▸ Reading passage
[start]

Posted on • Originally published at stevenstuartm.com

Monoliths for Discovery, Microservices for Optimization

I know, I know. It is another post about microservices versus monoliths. The debate feels exhausted at this point. Yet every time I start a new project, I find myself weighing the same questions. Not because the answer is unclear, but because the answer genuinely depends on where you are and what you're trying to learn.

There's no universal prescription here. What I've learned is that the choice isn't about finding the "right" architecture in the abstract. It's about choosing what fits your context, your constraints, and most importantly, what you need to discover.

Core Principles

1. Microservices Are Optimizations, Monoliths Enable Discovery

Microservices are optimizations for specific problems: team scaling, independent deployment, technology diversity. They're solutions to constraints you've already identified. Monoliths, on the other hand, accelerate discovery. They let you learn where boundaries should be, understand domains as they reveal themselves, and validate assumptions quickly without the overhead of distributed systems.

Start with what helps you learn fastest, then optimize when you understand what actually needs optimizing.

2. Monoliths Don't Excuse Poor Code Quality

The stigma around monoliths comes from poor practices, not the architecture itself. Terrible monoliths exist, but so do terrible microservices. The difference isn't the deployment model; it's whether you maintain good design discipline with SOLID principles and clear boundaries.

[end]

▸ Listed entries
[start]

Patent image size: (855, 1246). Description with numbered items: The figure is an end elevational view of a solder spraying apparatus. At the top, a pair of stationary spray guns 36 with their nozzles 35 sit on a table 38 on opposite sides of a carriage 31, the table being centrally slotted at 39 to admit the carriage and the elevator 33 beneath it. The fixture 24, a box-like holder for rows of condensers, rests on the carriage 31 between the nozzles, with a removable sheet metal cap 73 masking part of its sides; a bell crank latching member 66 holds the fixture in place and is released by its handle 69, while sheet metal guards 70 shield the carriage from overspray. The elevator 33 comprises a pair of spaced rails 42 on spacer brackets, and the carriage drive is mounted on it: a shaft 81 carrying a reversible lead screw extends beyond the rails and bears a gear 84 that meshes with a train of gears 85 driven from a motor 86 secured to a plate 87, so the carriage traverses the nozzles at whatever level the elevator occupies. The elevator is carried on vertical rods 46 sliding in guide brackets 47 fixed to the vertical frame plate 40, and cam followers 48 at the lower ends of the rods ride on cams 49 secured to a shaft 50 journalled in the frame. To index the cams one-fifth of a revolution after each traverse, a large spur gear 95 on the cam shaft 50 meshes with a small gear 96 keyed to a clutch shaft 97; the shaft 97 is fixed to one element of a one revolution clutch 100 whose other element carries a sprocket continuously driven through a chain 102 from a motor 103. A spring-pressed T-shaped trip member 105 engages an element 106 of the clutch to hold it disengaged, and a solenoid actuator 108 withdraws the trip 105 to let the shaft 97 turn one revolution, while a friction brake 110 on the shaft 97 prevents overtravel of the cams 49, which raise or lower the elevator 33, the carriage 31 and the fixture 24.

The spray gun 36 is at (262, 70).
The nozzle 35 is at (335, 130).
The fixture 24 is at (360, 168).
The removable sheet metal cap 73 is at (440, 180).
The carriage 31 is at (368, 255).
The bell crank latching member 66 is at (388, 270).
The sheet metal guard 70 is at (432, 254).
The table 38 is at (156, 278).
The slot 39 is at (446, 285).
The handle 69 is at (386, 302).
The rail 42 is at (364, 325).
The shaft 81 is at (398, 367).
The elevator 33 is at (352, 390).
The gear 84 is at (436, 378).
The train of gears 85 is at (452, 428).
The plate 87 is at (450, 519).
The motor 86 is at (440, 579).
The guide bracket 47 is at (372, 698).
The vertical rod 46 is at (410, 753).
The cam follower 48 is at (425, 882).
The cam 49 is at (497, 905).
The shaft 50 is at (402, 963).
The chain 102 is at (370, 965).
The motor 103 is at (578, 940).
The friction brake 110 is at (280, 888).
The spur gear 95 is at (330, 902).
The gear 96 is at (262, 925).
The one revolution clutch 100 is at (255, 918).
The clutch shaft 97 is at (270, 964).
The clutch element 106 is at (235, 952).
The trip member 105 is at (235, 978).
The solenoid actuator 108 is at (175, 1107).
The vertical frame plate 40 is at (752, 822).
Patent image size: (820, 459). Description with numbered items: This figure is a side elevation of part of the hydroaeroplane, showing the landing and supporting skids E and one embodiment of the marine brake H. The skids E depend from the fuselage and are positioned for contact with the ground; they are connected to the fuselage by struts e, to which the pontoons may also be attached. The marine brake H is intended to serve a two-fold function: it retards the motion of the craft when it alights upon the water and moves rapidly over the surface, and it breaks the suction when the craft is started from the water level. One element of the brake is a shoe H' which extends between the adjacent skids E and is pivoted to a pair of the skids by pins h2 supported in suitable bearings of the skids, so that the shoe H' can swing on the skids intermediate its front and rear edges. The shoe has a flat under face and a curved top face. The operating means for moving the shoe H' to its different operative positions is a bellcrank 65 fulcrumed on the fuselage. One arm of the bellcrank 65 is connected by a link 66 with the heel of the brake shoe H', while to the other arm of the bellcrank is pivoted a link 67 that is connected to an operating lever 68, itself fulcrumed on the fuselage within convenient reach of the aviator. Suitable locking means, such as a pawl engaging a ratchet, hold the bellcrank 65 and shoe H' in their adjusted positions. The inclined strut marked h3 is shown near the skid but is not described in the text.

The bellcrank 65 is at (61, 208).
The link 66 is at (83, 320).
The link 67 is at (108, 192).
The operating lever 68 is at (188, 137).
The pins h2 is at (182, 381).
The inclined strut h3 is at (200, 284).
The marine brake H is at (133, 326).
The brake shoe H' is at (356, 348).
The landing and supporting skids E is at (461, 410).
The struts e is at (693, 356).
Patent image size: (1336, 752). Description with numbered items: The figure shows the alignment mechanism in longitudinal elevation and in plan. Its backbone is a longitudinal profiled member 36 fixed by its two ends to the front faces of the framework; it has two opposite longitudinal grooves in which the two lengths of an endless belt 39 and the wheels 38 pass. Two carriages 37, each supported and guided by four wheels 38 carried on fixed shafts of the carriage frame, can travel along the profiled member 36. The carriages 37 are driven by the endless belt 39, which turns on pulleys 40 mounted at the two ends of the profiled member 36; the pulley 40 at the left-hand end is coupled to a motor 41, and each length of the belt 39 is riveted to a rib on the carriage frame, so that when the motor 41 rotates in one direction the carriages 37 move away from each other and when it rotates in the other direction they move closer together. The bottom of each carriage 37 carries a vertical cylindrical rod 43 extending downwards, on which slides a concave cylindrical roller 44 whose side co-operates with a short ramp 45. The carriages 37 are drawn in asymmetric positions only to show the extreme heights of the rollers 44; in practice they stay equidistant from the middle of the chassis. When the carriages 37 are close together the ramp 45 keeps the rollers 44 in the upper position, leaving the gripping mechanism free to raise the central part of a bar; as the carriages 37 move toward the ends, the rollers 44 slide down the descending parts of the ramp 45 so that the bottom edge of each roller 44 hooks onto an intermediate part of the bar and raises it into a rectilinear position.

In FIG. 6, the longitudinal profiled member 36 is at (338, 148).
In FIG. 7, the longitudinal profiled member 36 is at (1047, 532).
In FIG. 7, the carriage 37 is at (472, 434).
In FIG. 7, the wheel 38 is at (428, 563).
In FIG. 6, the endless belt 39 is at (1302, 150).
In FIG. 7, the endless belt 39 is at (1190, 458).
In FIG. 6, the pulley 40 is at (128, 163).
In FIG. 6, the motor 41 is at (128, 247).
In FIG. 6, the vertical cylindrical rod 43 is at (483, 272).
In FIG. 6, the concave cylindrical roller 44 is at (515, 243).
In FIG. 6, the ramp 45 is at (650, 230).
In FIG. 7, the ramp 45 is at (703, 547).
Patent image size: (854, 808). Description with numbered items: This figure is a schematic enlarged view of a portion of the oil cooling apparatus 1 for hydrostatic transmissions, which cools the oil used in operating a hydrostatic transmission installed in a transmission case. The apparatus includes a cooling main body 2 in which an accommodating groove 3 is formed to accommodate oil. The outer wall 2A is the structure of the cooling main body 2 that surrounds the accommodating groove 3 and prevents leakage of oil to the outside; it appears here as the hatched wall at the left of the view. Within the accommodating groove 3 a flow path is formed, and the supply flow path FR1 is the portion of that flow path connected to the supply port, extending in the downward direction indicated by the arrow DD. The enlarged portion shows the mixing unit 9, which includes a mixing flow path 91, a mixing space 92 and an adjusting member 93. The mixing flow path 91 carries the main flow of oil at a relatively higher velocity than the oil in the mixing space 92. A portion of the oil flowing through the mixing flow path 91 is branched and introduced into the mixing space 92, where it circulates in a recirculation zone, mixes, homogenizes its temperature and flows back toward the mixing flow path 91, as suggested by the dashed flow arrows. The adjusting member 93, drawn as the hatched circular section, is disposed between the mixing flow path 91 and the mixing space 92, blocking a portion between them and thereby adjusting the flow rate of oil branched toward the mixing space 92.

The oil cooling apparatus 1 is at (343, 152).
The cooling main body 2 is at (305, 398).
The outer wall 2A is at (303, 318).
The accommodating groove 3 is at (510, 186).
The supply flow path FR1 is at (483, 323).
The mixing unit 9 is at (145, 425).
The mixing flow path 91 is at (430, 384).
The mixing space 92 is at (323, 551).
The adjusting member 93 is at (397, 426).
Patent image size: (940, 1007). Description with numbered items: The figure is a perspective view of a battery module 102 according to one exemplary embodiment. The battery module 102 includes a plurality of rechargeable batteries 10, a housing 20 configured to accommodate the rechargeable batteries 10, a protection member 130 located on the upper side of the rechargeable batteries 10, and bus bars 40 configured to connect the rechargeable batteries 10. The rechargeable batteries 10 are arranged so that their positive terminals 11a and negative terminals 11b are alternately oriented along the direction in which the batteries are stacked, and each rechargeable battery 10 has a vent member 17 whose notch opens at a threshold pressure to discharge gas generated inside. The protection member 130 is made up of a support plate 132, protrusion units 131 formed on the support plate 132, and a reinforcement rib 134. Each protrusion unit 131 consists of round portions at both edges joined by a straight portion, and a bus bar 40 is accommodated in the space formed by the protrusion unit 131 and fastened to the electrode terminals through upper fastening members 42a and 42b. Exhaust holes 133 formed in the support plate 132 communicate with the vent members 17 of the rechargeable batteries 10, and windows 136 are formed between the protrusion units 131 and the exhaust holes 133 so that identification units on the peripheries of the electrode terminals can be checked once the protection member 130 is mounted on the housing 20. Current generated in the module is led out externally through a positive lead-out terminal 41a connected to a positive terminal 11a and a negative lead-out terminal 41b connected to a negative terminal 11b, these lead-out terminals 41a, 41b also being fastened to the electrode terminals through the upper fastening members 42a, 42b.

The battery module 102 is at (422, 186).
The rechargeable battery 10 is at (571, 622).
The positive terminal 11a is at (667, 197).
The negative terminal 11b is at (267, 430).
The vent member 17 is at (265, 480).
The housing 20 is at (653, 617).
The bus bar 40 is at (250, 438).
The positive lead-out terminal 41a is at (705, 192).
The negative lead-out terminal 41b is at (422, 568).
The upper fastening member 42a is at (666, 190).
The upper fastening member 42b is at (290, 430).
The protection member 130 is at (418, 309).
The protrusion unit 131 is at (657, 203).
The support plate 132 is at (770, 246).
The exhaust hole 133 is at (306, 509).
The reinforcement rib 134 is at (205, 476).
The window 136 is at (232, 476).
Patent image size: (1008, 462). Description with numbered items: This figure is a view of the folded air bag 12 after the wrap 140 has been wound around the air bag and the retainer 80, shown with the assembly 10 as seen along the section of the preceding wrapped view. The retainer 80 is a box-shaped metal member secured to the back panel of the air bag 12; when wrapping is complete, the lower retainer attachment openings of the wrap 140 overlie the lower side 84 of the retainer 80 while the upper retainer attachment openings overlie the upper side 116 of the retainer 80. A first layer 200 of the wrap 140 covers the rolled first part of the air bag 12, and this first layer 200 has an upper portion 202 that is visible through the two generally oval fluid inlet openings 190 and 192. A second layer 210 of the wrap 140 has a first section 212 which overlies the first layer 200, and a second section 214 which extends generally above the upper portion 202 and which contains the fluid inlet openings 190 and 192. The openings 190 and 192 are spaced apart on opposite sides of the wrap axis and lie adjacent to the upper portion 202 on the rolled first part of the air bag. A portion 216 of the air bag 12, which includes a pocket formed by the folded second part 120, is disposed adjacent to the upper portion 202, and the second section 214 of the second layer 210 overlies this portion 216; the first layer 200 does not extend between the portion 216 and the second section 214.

[end]

▸ Tasks for this exercise
A. Write out the stretch of the monoliths-and-microservices post from "2. Monoliths Don't" through "and clear boundaries.".
B. Extend the post on monoliths versus microservices, picking up after its final sentence.
The records play no part in what follows.

▸ Responses
A.
2. Monoliths Don't Excuse Poor Code Quality

The stigma around monoliths comes from poor practices, not the architecture itself. Terrible monoliths exist, but so do terrible microservices. The difference isn't the deployment model; it's whether you maintain good design discipline with SOLID principles and clear boundaries.

B.
3. Speed to Market vs. Perfect Architecture

Ship and learn. Teams often block product development for months while debating the "perfect" architecture. The better approach: make reversible decisions, establish clear boundaries, and iterate based on what you learn from real usage. Perfection is a moving target; momentum matters more.

4. Data Boundaries Matter From Day One

Define data ownership early, even if you're starting with a monolith. Sharing databases between services isn't inherently wrong when you're just getting started, but you need clean boundaries that make future separation possible. Tangled data models trap teams in legacy architectures.

5. Abstract Infrastructure Early

Introducing API gateways and service abstractions early, even when everything's running as a monolith behind the scenes, gives you flexibility before you know what your final infrastructure will look like. It's a small upfront investment that buys you significant optionality down the road.

My Approach

Start with domain-based services: modular monoliths organized along natural business boundaries (bounded contexts in DDD terms). This gives you:

  • Clear separation of concerns from the beginning
  • Team autonomy within their respective domains
  • An easy migration path to microservices when the time comes
  • Faster initial development than building distributed systems from day one

Split into microservices when there's actual evidence it's needed: independent scaling requirements, team coordination becoming a bottleneck, or specific technology needs that justify taking on the operational complexity of distributed systems.